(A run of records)
┌──

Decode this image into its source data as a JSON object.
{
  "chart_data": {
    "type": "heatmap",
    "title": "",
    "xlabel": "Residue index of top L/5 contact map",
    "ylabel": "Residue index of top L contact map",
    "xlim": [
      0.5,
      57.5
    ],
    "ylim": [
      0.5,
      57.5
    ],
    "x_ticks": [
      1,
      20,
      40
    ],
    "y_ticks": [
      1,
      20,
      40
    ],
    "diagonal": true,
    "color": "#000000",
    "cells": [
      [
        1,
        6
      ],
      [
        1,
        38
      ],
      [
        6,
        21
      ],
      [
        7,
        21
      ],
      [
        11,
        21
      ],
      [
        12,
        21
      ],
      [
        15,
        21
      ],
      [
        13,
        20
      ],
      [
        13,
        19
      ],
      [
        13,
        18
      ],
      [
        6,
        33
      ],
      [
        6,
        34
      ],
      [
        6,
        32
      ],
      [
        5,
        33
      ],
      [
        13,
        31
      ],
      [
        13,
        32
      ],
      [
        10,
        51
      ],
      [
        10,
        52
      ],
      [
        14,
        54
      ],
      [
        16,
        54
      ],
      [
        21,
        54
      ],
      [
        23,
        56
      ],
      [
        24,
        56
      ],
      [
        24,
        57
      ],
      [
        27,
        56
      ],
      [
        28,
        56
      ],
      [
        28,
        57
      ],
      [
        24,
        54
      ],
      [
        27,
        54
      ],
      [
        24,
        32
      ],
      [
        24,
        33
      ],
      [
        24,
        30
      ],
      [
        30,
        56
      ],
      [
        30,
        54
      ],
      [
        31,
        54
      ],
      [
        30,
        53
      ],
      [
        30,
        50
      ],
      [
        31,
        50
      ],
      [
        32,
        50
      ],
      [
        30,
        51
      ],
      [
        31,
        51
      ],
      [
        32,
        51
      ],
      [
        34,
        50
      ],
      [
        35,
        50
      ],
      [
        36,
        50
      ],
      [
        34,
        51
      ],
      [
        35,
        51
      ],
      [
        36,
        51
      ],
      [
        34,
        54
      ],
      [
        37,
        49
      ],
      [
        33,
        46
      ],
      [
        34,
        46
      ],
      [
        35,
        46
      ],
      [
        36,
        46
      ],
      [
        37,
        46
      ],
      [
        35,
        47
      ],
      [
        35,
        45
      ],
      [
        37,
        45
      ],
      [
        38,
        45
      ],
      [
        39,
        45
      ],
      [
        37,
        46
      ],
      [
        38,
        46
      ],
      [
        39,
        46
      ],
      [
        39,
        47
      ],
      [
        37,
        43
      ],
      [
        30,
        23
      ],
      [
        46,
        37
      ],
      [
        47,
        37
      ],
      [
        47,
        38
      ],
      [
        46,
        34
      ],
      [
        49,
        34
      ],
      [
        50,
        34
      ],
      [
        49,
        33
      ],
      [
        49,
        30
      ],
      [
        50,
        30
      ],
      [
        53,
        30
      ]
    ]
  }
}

└──

▶ _WHAT THIS TASK INVOLVES_
Output all records verbatim.

▶ _CORRECT OUTPUT_
Decode this image into its source data as a JSON object.
{
  "chart_data": {
    "type": "heatmap",
    "title": "",
    "xlabel": "Residue index of top L/5 contact map",
    "ylabel": "Residue index of top L contact map",
    "xlim": [
      0.5,
      57.5
    ],
    "ylim": [
      0.5,
      57.5
    ],
    "x_ticks": [
      1,
      20,
      40
    ],
    "y_ticks": [
      1,
      20,
      40
    ],
    "diagonal": true,
    "color": "#000000",
    "cells": [
      [
        1,
        6
      ],
      [
        1,
        38
      ],
      [
        6,
        21
      ],
      [
        7,
        21
      ],
      [
        11,
        21
      ],
      [
        12,
        21
      ],
      [
        15,
        21
      ],
      [
        13,
        20
      ],
      [
        13,
        19
      ],
      [
        13,
        18
      ],
      [
        6,
        33
      ],
      [
        6,
        34
      ],
      [
        6,
        32
      ],
      [
        5,
        33
      ],
      [
        13,
        31
      ],
      [
        13,
        32
      ],
      [
        10,
        51
      ],
      [
        10,
        52
      ],
      [
        14,
        54
      ],
      [
        16,
        54
      ],
      [
        21,
        54
      ],
      [
        23,
        56
      ],
      [
        24,
        56
      ],
      [
        24,
        57
      ],
      [
        27,
        56
      ],
      [
        28,
        56
      ],
      [
        28,
        57
      ],
      [
        24,
        54
      ],
      [
        27,
        54
      ],
      [
        24,
        32
      ],
      [
        24,
        33
      ],
      [
        24,
        30
      ],
      [
        30,
        56
      ],
      [
        30,
        54
      ],
      [
        31,
        54
      ],
      [
        30,
        53
      ],
      [
        30,
        50
      ],
      [
        31,
        50
      ],
      [
        32,
        50
      ],
      [
        30,
        51
      ],
      [
        31,
        51
      ],
      [
        32,
        51
      ],
      [
        34,
        50
      ],
      [
        35,
        50
      ],
      [
        36,
        50
      ],
      [
        34,
        51
      ],
      [
        35,
        51
      ],
      [
        36,
        51
      ],
      [
        34,
        54
      ],
      [
        37,
        49
      ],
      [
        33,
        46
      ],
      [
        34,
        46
      ],
      [
        35,
        46
      ],
      [
        36,
        46
      ],
      [
        37,
        46
      ],
      [
        35,
        47
      ],
      [
        35,
        45
      ],
      [
        37,
        45
      ],
      [
        38,
        45
      ],
      [
        39,
        45
      ],
      [
        37,
        46
      ],
      [
        38,
        46
      ],
      [
        39,
        46
      ],
      [
        39,
        47
      ],
      [
        37,
        43
      ],
      [
        30,
        23
      ],
      [
        46,
        37
      ],
      [
        47,
        37
      ],
      [
        47,
        38
      ],
      [
        46,
        34
      ],
      [
        49,
        34
      ],
      [
        50,
        34
      ],
      [
        49,
        33
      ],
      [
        49,
        30
      ],
      [
        50,
        30
      ],
      [
        53,
        30
      ]
    ]
  }
}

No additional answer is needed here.